→ TASK DIRECTIONS: Copy out, unchanged, the part of the lines that opens with the line containing "bubble-value: +60.0% xyxy=(443,191,571,232)" and closes with the line containing "donut-slice-gov-bonds xyxy=(177,590,370,690)", both included.

→ TASK INPUTS:
····················

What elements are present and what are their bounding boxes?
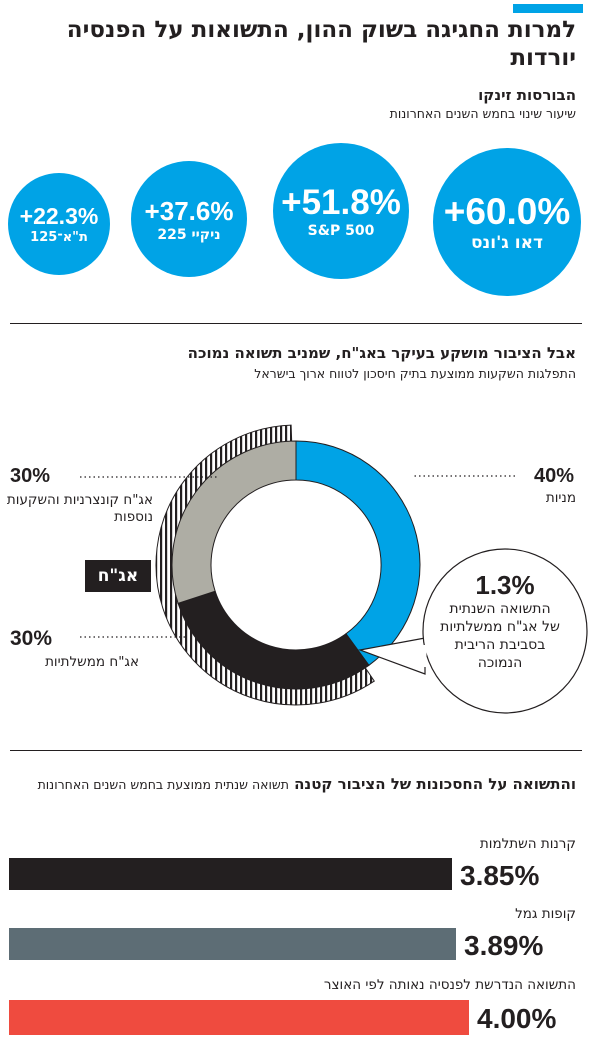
bubble-value: +60.0% xyxy=(443,191,571,232)
bubble-label: דאו ג'ונס xyxy=(470,233,544,253)
bar-gemel xyxy=(9,928,456,960)
bar-required xyxy=(9,1000,469,1035)
bubble-nikkei: +37.6% ניקיי 225 xyxy=(131,161,247,277)
bubble-sp500: +51.8% S&P 500 xyxy=(273,143,409,279)
returns-header: והתשואה על החסכונות של הציבור קטנה תשואה… xyxy=(10,774,576,795)
donut-slice-gov-bonds xyxy=(177,590,370,690)
bubble-label: ניקיי 225 xyxy=(157,226,221,243)
page-title: למרות החגיגה בשוק ההון, התשואות על הפנסי… xyxy=(66,17,576,71)
corp-bonds-value: 30% xyxy=(10,465,51,487)
allocation-note: התפלגות השקעות ממוצעת בתיק חיסכון לטווח … xyxy=(254,366,576,381)
bubble-value: +51.8% xyxy=(281,183,401,222)
bar-value-gemel: 3.89% xyxy=(464,930,544,961)
gov-bonds-value: 30% xyxy=(10,627,53,650)
bar-value-hishtalmut: 3.85% xyxy=(460,860,540,891)
allocation-heading: אבל הציבור מושקע בעיקר באג"ח, שמניב תשוא… xyxy=(187,344,576,362)
bubble-dow-jones: +60.0% דאו ג'ונס xyxy=(433,148,581,296)
bar-label-required: התשואה הנדרשת לפנסיה נאותה לפי האוצר xyxy=(323,977,576,993)
bubble-value: +22.3% xyxy=(19,203,99,229)
bar-label-gemel: קופות גמל xyxy=(515,906,576,922)
bubble-label: S&P 500 xyxy=(307,223,375,239)
callout-text: התשואה השנתית של אג"ח ממשלתיות בסביבת הר… xyxy=(440,601,560,671)
bar-label-hishtalmut: קרנות השתלמות xyxy=(479,836,576,852)
divider xyxy=(10,323,582,324)
stocks-note: שיעור שינוי בחמש השנים האחרונות xyxy=(389,106,576,121)
bond-tag: אג"ח xyxy=(85,560,151,592)
stocks-heading: הבורסות זינקו xyxy=(478,86,576,104)
donut-slice-corp-bonds xyxy=(171,440,297,604)
bar-value-required: 4.00% xyxy=(477,1003,557,1034)
gov-bonds-label: אג"ח ממשלתיות xyxy=(45,654,139,670)
callout-bubble xyxy=(422,548,588,714)
stocks-value: 40% xyxy=(534,465,575,487)
bubble-value: +37.6% xyxy=(144,195,234,226)
bar-hishtalmut xyxy=(9,858,452,890)
stocks-label: מניות xyxy=(545,490,576,506)
donut-slice-stocks xyxy=(295,440,421,667)
bubble-ta125: +22.3% ת"א־125 xyxy=(8,173,110,275)
corp-bonds-label: אג"ח קונצרניות והשקעות נוספות xyxy=(6,492,153,525)
returns-note: תשואה שנתית ממוצעת בחמש השנים האחרונות xyxy=(37,777,289,792)
bubble-label: ת"א־125 xyxy=(30,230,88,245)
accent-bar xyxy=(513,4,583,13)
returns-heading: והתשואה על החסכונות של הציבור קטנה xyxy=(294,775,576,793)
callout-value: 1.3% xyxy=(475,570,535,600)
divider xyxy=(10,750,582,751)
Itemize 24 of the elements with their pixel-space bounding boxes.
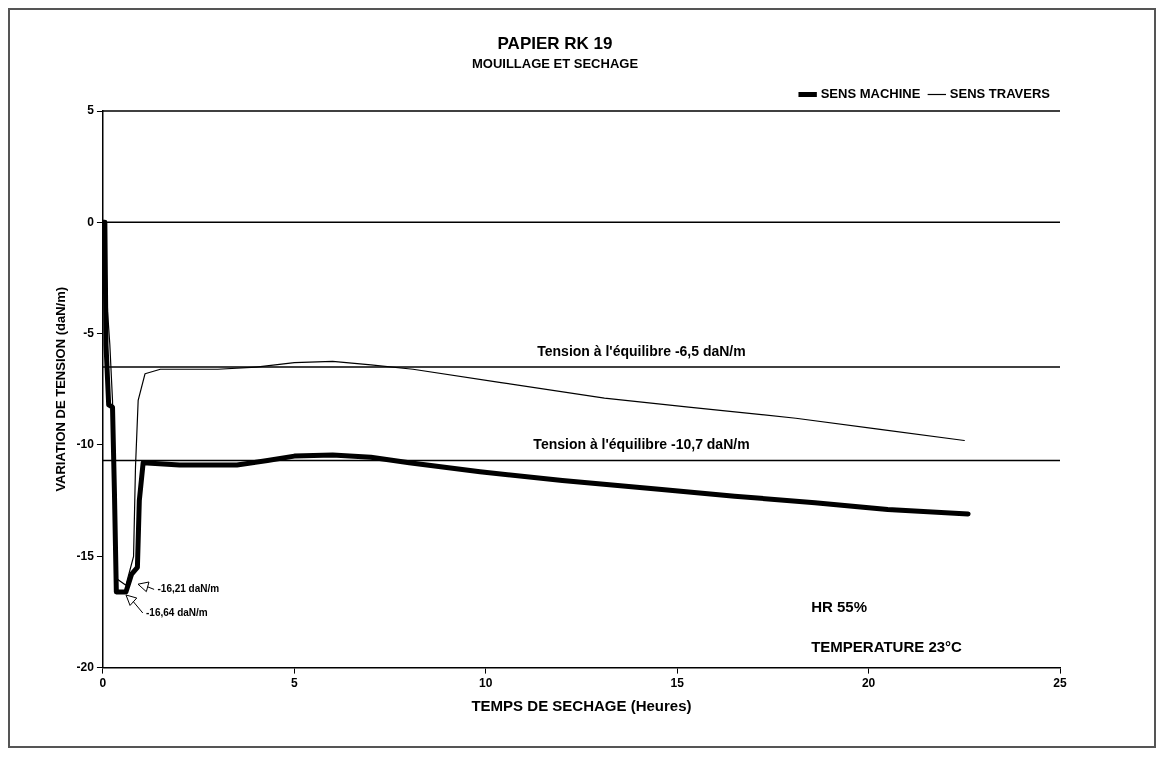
x-tick-label: 5 xyxy=(291,676,299,691)
x-tick-label: 0 xyxy=(99,676,107,691)
ref-line-label: Tension à l'équilibre -6,5 daN/m xyxy=(537,342,746,359)
y-axis-title: VARIATION DE TENSION (daN/m) xyxy=(53,286,69,492)
annotation: -16,21 daN/m xyxy=(157,582,220,594)
legend-label: SENS TRAVERS xyxy=(949,86,1051,102)
annotation: TEMPERATURE 23°C xyxy=(811,637,963,655)
y-tick-label: -10 xyxy=(76,437,95,452)
y-tick-label: 0 xyxy=(87,214,95,229)
ref-line-label: Tension à l'équilibre -10,7 daN/m xyxy=(533,436,750,453)
chart-title: PAPIER RK 19 xyxy=(497,33,613,53)
y-tick-label: -15 xyxy=(76,548,95,563)
y-tick-label: 5 xyxy=(87,103,95,118)
annotation: HR 55% xyxy=(811,597,868,615)
x-tick-label: 10 xyxy=(479,676,493,691)
annotation: -16,64 daN/m xyxy=(146,606,208,618)
x-axis-title: TEMPS DE SECHAGE (Heures) xyxy=(471,697,692,715)
x-tick-label: 15 xyxy=(670,676,685,691)
legend-label: SENS MACHINE xyxy=(820,86,921,102)
y-tick-label: -20 xyxy=(76,659,95,674)
x-tick-label: 25 xyxy=(1053,676,1067,691)
x-tick-label: 20 xyxy=(861,676,876,691)
chart-subtitle: MOUILLAGE ET SECHAGE xyxy=(471,55,639,71)
y-tick-label: -5 xyxy=(83,325,95,340)
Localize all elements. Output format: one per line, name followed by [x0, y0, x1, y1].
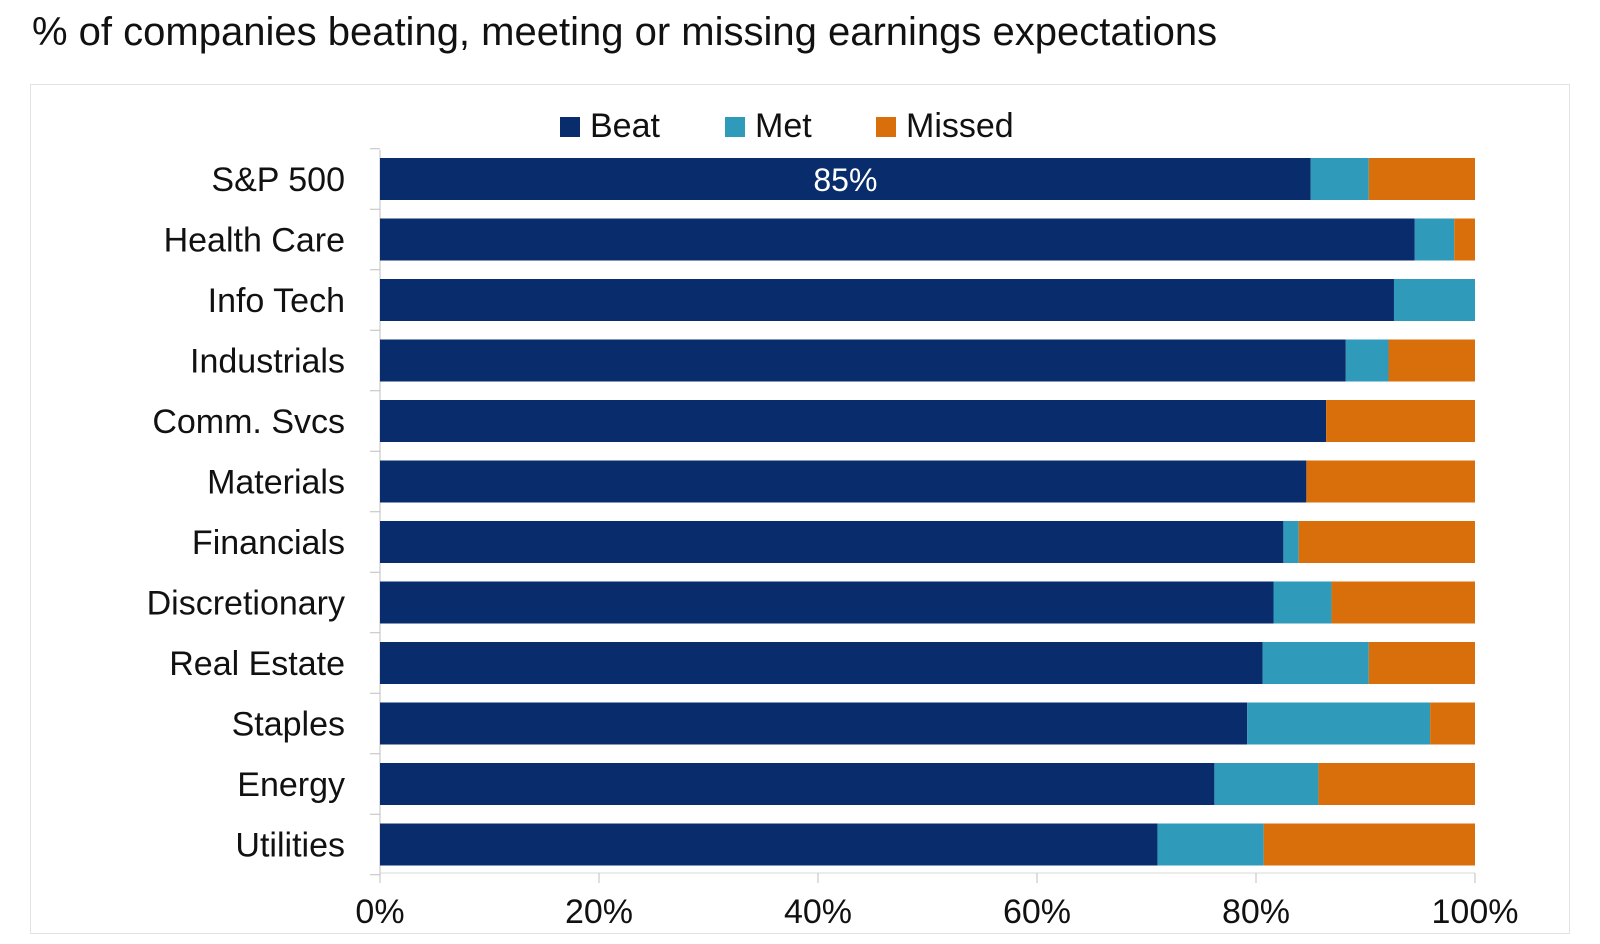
- bar-industrials-met: [1345, 339, 1389, 382]
- bar-staples-beat: [380, 702, 1248, 745]
- x-tick-label-100: 100%: [1432, 893, 1519, 931]
- bar-discretionary-met: [1273, 581, 1332, 624]
- legend-label-beat: Beat: [590, 107, 660, 145]
- legend-label-missed: Missed: [906, 107, 1014, 145]
- bar-materials-beat: [380, 460, 1307, 503]
- bar-health-care-missed: [1454, 218, 1475, 261]
- x-tick-label-20: 20%: [565, 893, 633, 931]
- bar-financials-missed: [1298, 521, 1475, 563]
- bar-industrials-beat: [380, 339, 1346, 382]
- bar-energy-met: [1214, 763, 1319, 805]
- bar-health-care-beat: [380, 218, 1415, 261]
- bar-utilities-missed: [1263, 823, 1475, 866]
- category-label-staples: Staples: [232, 706, 345, 744]
- bar-energy-missed: [1318, 763, 1475, 805]
- bar-s-p-500-met: [1310, 158, 1369, 200]
- category-label-discretionary: Discretionary: [147, 585, 345, 623]
- bar-comm-svcs-beat: [380, 400, 1327, 442]
- x-tick-label-60: 60%: [1003, 893, 1071, 931]
- legend-swatch-missed: [876, 117, 896, 137]
- bar-financials-met: [1283, 521, 1299, 563]
- bar-industrials-missed: [1388, 339, 1475, 382]
- bar-discretionary-beat: [380, 581, 1274, 624]
- legend-label-met: Met: [755, 107, 812, 145]
- bar-materials-missed: [1306, 460, 1475, 503]
- x-tick-label-80: 80%: [1222, 893, 1290, 931]
- category-label-s-p-500: S&P 500: [211, 161, 345, 199]
- bar-staples-missed: [1430, 702, 1475, 745]
- category-label-real-estate: Real Estate: [169, 645, 345, 683]
- bar-health-care-met: [1414, 218, 1455, 261]
- bar-comm-svcs-missed: [1326, 400, 1475, 442]
- bar-real-estate-met: [1262, 642, 1369, 684]
- category-label-energy: Energy: [237, 766, 345, 804]
- x-tick-label-40: 40%: [784, 893, 852, 931]
- x-tick-label-0: 0%: [355, 893, 404, 931]
- category-label-industrials: Industrials: [190, 343, 345, 381]
- data-label-s-p-500-beat: 85%: [813, 162, 877, 198]
- bar-real-estate-beat: [380, 642, 1263, 684]
- category-label-health-care: Health Care: [164, 222, 345, 260]
- bar-discretionary-missed: [1331, 581, 1475, 624]
- bar-s-p-500-missed: [1368, 158, 1475, 200]
- bar-utilities-beat: [380, 823, 1158, 866]
- category-label-info-tech: Info Tech: [208, 282, 345, 320]
- category-label-comm-svcs: Comm. Svcs: [152, 403, 345, 441]
- category-label-utilities: Utilities: [235, 827, 345, 865]
- category-label-financials: Financials: [192, 524, 345, 562]
- legend-swatch-beat: [560, 117, 580, 137]
- bar-info-tech-beat: [380, 279, 1394, 321]
- bar-real-estate-missed: [1368, 642, 1475, 684]
- bar-s-p-500-beat: [380, 158, 1311, 200]
- legend-swatch-met: [725, 117, 745, 137]
- bar-utilities-met: [1157, 823, 1264, 866]
- chart-title: % of companies beating, meeting or missi…: [32, 10, 1218, 54]
- bar-info-tech-met: [1393, 279, 1475, 321]
- category-label-materials: Materials: [207, 464, 345, 502]
- chart-frame: [30, 84, 1570, 934]
- bar-energy-beat: [380, 763, 1215, 805]
- bar-financials-beat: [380, 521, 1284, 563]
- bar-staples-met: [1247, 702, 1431, 745]
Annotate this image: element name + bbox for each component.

····················

→ FINAL ANSWER:
bubble-value: +60.0% xyxy=(443,191,571,232)
bubble-label: דאו ג'ונס xyxy=(470,233,544,253)
bar-gemel xyxy=(9,928,456,960)
bar-required xyxy=(9,1000,469,1035)
bubble-nikkei: +37.6% ניקיי 225 xyxy=(131,161,247,277)
bubble-sp500: +51.8% S&P 500 xyxy=(273,143,409,279)
returns-header: והתשואה על החסכונות של הציבור קטנה תשואה… xyxy=(10,774,576,795)
donut-slice-gov-bonds xyxy=(177,590,370,690)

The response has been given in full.